* REQUIREMENTS *
Locate all lines with the word "آزمون". Copy them.

* Collected data entries *
──────────────────────────────
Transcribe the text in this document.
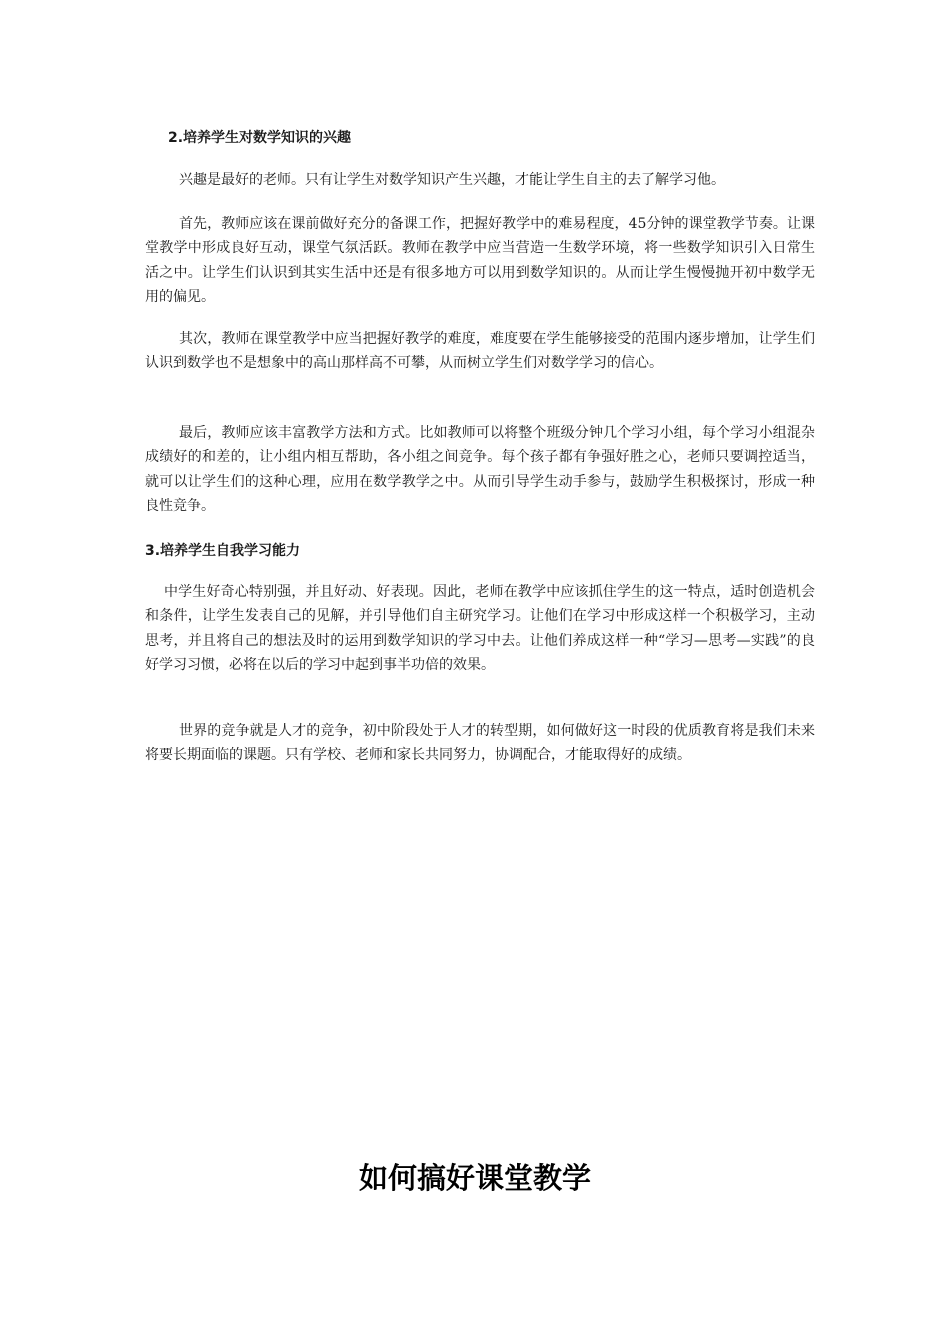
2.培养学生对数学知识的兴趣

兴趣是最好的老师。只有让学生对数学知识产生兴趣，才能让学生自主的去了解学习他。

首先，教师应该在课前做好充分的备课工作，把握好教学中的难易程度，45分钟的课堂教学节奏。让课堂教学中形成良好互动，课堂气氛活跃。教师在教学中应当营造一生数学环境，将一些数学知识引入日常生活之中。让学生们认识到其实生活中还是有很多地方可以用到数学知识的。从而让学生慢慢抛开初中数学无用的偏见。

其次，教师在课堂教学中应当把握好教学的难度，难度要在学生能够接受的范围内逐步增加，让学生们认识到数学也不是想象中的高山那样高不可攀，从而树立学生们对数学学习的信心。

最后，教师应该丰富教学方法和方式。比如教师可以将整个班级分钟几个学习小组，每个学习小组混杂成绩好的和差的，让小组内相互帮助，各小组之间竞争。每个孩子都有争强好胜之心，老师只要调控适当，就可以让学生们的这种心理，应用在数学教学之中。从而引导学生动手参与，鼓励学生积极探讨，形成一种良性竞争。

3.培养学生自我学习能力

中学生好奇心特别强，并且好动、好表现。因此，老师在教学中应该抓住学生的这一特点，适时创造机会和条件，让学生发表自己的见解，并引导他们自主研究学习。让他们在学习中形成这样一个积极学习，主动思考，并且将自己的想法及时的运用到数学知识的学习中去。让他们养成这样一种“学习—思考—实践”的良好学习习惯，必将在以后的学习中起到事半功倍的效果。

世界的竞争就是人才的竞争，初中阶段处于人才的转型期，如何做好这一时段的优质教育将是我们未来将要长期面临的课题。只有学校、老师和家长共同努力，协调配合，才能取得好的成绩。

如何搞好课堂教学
──────────────────────────────
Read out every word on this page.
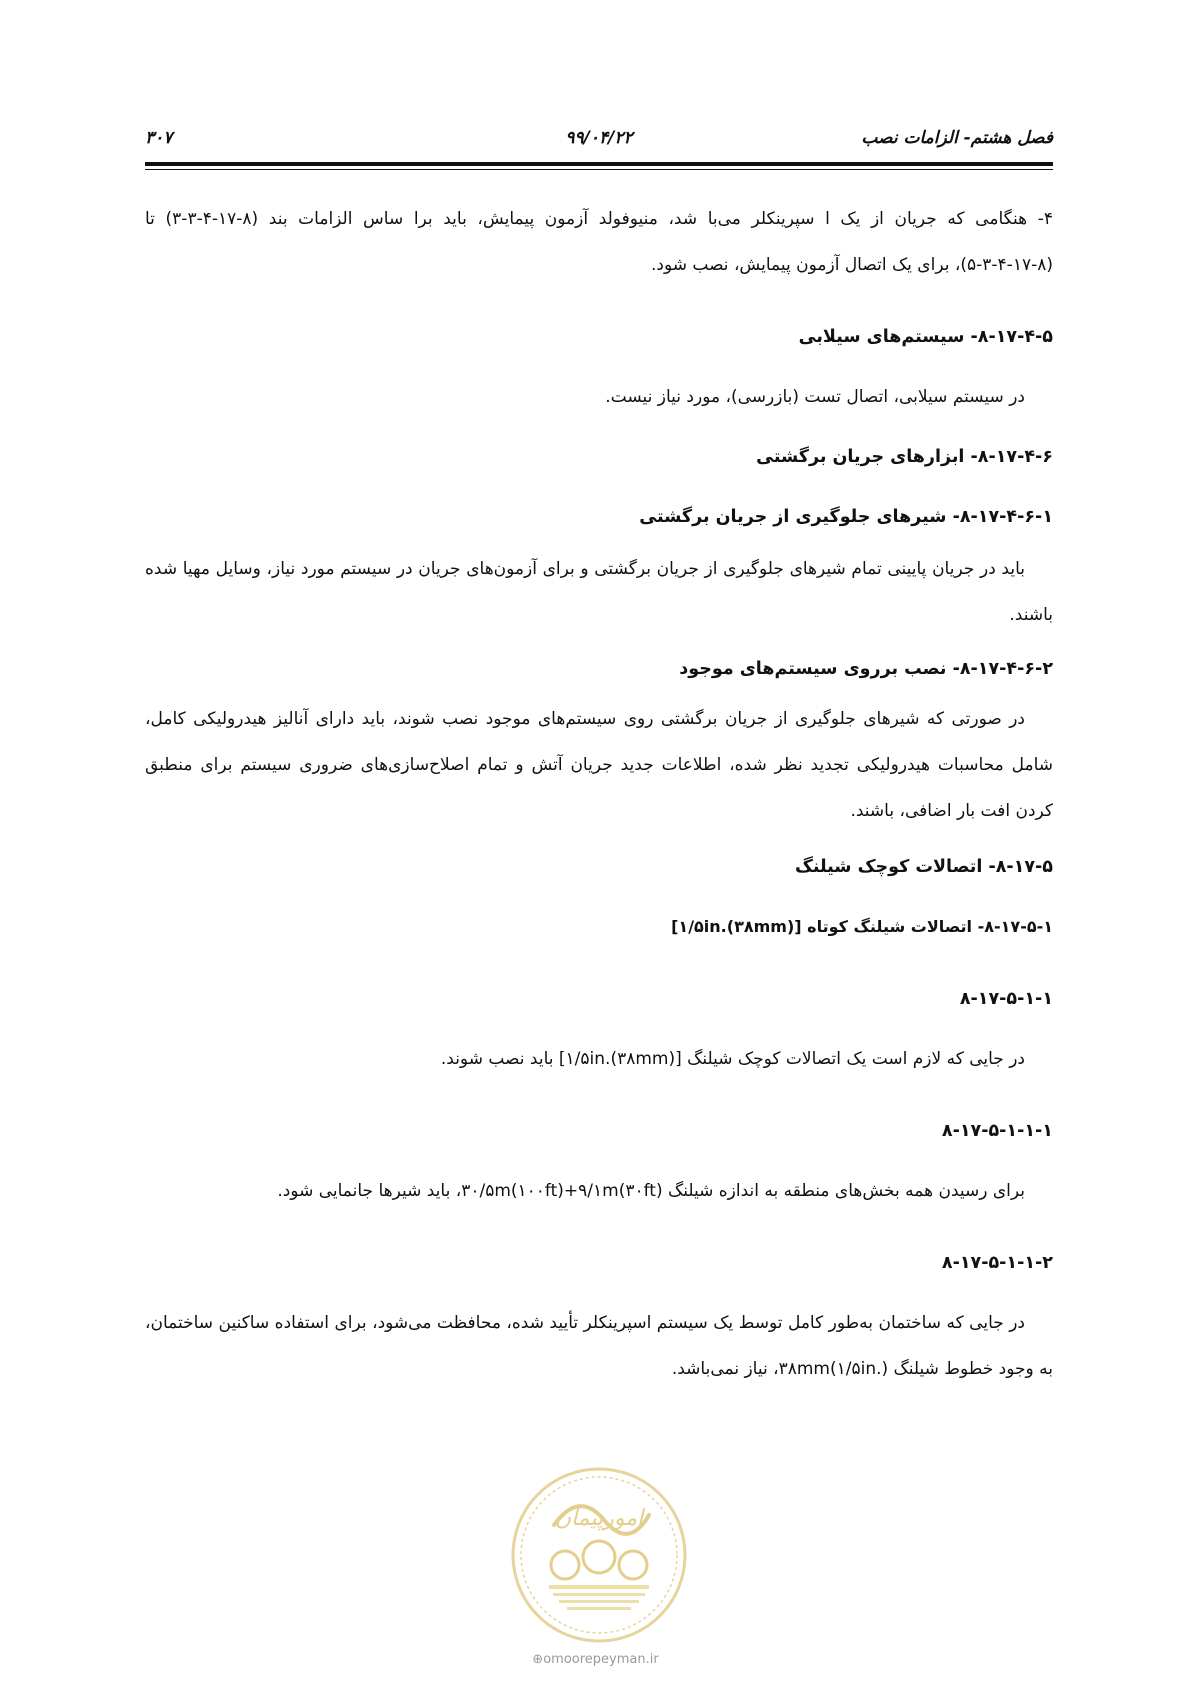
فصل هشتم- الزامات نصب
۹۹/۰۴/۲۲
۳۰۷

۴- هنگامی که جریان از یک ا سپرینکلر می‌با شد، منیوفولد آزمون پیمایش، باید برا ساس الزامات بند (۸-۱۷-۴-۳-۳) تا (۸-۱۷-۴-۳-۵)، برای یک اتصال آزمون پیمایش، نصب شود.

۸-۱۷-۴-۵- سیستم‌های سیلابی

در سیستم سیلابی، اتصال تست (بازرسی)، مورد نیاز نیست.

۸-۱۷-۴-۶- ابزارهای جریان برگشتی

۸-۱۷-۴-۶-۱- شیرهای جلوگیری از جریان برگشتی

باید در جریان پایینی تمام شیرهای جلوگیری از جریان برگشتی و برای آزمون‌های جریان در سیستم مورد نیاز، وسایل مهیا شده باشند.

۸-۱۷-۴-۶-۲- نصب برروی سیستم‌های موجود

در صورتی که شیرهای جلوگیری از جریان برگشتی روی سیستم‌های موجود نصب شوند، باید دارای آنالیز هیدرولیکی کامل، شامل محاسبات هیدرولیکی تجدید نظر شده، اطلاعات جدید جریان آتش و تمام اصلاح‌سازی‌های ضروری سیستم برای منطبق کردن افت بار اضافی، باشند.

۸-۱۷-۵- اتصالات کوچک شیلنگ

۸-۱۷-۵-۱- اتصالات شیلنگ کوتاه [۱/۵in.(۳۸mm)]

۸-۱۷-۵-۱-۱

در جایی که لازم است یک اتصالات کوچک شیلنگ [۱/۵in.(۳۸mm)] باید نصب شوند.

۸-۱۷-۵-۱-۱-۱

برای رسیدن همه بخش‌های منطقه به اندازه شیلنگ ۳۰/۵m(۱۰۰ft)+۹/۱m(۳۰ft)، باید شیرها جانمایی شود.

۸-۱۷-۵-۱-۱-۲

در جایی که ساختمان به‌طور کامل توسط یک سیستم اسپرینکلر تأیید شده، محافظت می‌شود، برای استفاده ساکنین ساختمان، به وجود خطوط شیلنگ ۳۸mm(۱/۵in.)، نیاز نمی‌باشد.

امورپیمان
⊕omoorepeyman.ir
──────────────────────────────
* ANSWER TO THE TASK *
۴- هنگامی که جریان از یک ا سپرینکلر می‌با شد، منیوفولد آزمون پیمایش، باید برا ساس الزامات بند (۸-۱۷-۴-۳-۳) تا (۸-۱۷-۴-۳-۵)، برای یک اتصال آزمون پیمایش، نصب شود.
باید در جریان پایینی تمام شیرهای جلوگیری از جریان برگشتی و برای آزمون‌های جریان در سیستم مورد نیاز، وسایل مهیا شده باشند.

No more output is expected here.